=== Directions ===
Scan the following material for the string "selection" and copy each line in which it appears.

=== Available records ===

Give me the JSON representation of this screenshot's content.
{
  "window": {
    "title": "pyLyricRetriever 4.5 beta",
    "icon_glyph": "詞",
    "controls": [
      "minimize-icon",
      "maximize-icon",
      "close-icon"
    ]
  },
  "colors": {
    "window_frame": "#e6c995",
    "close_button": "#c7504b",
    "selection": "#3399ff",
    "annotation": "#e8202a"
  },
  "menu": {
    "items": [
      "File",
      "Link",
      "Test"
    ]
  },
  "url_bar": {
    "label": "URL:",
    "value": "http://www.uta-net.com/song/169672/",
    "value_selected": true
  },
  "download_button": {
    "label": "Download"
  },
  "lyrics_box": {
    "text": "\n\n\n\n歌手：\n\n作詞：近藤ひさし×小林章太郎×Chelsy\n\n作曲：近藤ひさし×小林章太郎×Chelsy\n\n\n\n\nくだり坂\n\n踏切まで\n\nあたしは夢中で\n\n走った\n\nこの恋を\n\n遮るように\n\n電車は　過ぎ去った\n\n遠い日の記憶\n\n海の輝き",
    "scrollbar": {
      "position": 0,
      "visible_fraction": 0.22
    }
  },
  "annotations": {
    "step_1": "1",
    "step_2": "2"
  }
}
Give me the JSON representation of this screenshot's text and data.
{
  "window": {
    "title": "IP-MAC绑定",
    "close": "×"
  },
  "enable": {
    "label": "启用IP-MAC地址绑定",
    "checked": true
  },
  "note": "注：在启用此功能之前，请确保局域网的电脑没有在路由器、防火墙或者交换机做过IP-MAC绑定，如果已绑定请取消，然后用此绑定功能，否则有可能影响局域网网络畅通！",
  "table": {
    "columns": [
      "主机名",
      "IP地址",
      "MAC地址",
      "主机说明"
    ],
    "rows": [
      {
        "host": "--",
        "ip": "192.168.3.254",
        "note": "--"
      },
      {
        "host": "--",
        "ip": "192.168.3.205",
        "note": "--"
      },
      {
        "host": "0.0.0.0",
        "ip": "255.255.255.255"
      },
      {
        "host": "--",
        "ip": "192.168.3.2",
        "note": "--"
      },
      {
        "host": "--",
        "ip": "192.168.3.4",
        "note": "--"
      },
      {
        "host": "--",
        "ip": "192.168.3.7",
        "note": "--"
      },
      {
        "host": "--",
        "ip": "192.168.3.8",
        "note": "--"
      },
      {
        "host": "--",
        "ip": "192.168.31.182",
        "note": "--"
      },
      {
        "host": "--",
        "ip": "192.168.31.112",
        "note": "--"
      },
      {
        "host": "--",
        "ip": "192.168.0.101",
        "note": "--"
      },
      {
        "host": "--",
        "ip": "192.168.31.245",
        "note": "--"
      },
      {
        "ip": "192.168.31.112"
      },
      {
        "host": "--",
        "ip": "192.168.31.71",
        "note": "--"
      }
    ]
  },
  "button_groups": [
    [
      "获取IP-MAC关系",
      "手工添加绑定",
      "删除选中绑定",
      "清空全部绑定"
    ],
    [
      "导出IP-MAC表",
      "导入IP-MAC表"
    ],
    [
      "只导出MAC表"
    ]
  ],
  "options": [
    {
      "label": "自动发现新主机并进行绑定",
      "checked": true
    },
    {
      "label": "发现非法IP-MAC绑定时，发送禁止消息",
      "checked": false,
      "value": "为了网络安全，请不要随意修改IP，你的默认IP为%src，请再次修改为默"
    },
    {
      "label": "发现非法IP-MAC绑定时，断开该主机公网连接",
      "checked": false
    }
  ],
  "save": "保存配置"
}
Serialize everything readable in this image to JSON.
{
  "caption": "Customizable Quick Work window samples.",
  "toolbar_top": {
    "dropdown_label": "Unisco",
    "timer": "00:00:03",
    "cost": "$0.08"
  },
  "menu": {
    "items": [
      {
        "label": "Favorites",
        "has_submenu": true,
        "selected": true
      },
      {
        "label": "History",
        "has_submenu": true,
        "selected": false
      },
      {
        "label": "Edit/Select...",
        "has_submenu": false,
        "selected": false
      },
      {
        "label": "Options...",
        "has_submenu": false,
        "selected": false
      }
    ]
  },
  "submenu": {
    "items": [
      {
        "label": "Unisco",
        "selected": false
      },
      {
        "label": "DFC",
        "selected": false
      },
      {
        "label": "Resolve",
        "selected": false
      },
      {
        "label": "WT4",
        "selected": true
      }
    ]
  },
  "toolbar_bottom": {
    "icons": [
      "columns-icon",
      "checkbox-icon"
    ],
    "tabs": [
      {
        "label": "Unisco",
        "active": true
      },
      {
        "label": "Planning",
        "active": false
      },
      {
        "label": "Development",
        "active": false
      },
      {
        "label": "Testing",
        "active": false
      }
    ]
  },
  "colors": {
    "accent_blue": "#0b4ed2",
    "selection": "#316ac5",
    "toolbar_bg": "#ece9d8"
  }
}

===

=== Output of the exercise ===
    "selection": "#3399ff",
    "selection": "#316ac5",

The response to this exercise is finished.